Page extract:
· · · ·

However, you are probably wasting your time on the various hobgoblins and eerie powers you list. We do not see such phenomena, werewolves, resurrections, or mind controls, requiring scientific explanation. One must first demonstrate them publicly and repeatedly, which in most cases defies their very definition.

As Hume pointed out, what we mean by a "miracle" is precisely that which cannot be predicted, controlled, or experimentally repeated. We now fly, cure plague, transmit voices over miles, and perform other formerly "miraculous" deeds. But they are no longer "miracles," except metaphorically.

(emphasis mine)

The requirement that to demonstrate that something may happen or has happened (especially a miracle) requires public and repetitive demonstration of it happening strikes me as odd.

There are lots of things that are accepted to have happened even though they cannot be demonstrated repeatedly. It would seem to me that not even rationalists consistently stick to the requirement of repeated demonstration:

  • Court room evidence. It would be absurd to require that a person accused of murder commits this act consistently, repeatedly and publicly in circumstances resembling the circumstances of the alleged already committed crime before declaring him guilty. Instead even rationalists accept the validity of abductive reasoning in such cases in place of experimentation. We collect observations of the current state of affairs and through examination of such observations we conclude that the most likely reason of the presence of these observations is that the suspect has indeed committed murder. We do NOT require public, repeated demonstration of the suspect committing murder.
  • This also seems the only available way to practice history. In most cases we cannot conduct experiments that would verify historical claims. For example, we cannot go back to year 814 and produce a living Charlemagne to demonstrate the possibility that Charlemagne died in 814.
  • Less absurdly, it would seem to me that we cannot experimentally prove evolution either. Evolution happens too slowly, we do not have that much time. We may have plenty of evidence that evolution has been and is going on, but NOT repeated demonstration of it happening. Yet, it is irrational to disbelief the theory of evolution, not the other way around.

It would seem to me that rationalists dropped the requirement of repeated demonstration in all cases BUT in the case of miracles, where they still require repeated, experimental demonstration, even though - as the answer I quoted points out - the very definition of a miracle says we cannot experimentally test it.

· · · ·

Stated exercise 1: Quote the passage on miracles and repeated demonstration between "However, you are" and "their very definition.", inclusive.
Stated exercise 2: Write what comes next in the passage on miracles and repeated demonstration, picking up after its final sentence.

· · · ·

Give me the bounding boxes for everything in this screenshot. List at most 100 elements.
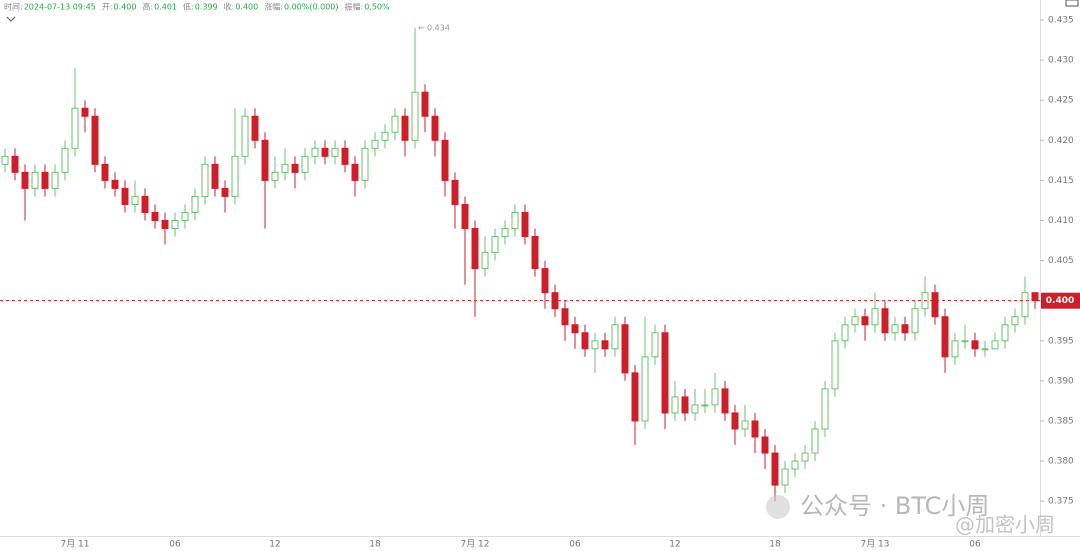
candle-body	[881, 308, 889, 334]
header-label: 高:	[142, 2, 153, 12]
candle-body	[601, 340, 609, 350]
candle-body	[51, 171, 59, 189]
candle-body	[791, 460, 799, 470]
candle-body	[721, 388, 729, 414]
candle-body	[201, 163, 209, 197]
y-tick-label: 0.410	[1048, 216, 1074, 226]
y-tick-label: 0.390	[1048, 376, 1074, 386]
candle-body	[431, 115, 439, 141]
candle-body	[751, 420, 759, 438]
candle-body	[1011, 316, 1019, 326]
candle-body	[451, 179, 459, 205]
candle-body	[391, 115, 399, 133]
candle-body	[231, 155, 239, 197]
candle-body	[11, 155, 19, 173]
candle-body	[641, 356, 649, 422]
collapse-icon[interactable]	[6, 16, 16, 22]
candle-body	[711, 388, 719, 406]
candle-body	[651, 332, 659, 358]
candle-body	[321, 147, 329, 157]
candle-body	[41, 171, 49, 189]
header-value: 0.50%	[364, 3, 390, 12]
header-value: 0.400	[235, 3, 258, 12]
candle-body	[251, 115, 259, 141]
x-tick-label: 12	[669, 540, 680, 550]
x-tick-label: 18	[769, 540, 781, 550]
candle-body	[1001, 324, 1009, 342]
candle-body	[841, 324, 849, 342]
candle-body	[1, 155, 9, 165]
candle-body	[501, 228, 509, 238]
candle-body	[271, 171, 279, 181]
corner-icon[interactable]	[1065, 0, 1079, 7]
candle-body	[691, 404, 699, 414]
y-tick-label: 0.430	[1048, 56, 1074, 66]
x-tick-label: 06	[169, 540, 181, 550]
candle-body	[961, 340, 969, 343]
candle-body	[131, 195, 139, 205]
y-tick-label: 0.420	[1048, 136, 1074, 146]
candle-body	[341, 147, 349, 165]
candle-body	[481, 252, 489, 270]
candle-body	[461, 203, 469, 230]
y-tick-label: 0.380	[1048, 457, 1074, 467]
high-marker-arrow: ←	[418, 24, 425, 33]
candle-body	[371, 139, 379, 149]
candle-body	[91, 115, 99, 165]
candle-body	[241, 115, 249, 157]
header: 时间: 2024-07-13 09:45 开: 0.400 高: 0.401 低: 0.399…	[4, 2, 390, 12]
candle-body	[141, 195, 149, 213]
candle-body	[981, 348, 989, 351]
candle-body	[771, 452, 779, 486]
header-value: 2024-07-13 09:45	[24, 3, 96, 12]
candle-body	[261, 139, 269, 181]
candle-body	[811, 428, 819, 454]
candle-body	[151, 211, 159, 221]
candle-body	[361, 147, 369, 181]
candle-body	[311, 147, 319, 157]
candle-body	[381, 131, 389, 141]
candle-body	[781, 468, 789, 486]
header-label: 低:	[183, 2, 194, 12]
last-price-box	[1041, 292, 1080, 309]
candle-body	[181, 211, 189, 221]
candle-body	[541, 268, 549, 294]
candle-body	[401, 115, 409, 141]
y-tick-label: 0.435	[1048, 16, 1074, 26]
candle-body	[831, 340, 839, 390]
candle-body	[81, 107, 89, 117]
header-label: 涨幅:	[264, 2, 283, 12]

· · · ·

Task response 1:
However, you are probably wasting your time on the various hobgoblins and eerie powers you list. We do not see such phenomena, werewolves, resurrections, or mind controls, requiring scientific explanation. One must first demonstrate them publicly and repeatedly, which in most cases defies their very definition.

Task response 2:
It would seem to me that perhaps this sort of argument conflates 'has happened' with 'does happen'. Courtroom evidence may strongly suggest that the suspect HAS committed murder, while repeated demonstration in experiments could show that the suspect has an ongoing inclination to commit ever more murders - these are two different things. Same for Charlemagne's death in 814. (Evolution is even trickier, because we accept from existing evidence other than repeated demonstration that it both has been happening and is happening.)

Based on the above, may I ask why is it required for a miracle to be repeatedly demonstrated through experimentation in order to accept the possibility of it happening? We cannot provoke a miracle to happen, but we may ABDUCTIVELY, rather than experimentally, conclude that it may have happened in the history.

Resurrections for example, since the answer I quoted mentioned them. As I understand, those like N.T. Wright or Gary Habermas attempt to employ historical, abductive reasoning to conclude that Jesus has likely risen from the dead. It is not my intention to ask here whether the conclusion is warranted or not. Rather, I'd like to ask if this methodology is the correct one to approach such a problem. If I understand the answer I quoted above, it is not - we cannot accept resurrections until we repeatedly, experimentally demonstrate people rising from the dead. And yet even rationalists are happy to employ such reasoning to demonstrate the existence of Jesus.

Are miracles somehow different? When must we demand repeated, public demonstration, and when is abductive reasoning satisfactory?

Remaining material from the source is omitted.